> **Set task**
Transcribe each of the records below exactly, excluding all pictures.

> **Data records**
========
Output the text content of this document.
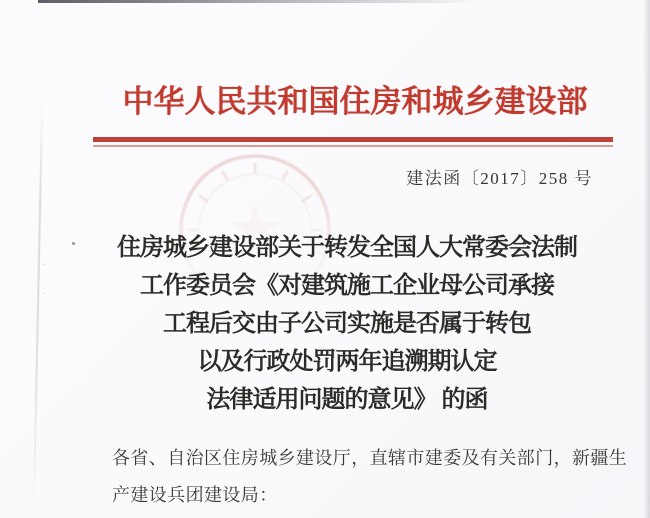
中华人民共和国住房和城乡建设部
建法函〔2017〕258 号
住房城乡建设部关于转发全国人大常委会法制
工作委员会《对建筑施工企业母公司承接
工程后交由子公司实施是否属于转包
以及行政处罚两年追溯期认定
法律适用问题的意见》 的函
各省、自治区住房城乡建设厅，直辖市建委及有关部门，新疆生
产建设兵团建设局：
========
> **In response**
Output the text content of this document.
中华人民共和国住房和城乡建设部
建法函〔2017〕258 号
住房城乡建设部关于转发全国人大常委会法制
工作委员会《对建筑施工企业母公司承接
工程后交由子公司实施是否属于转包
以及行政处罚两年追溯期认定
法律适用问题的意见》 的函
各省、自治区住房城乡建设厅，直辖市建委及有关部门，新疆生
产建设兵团建设局：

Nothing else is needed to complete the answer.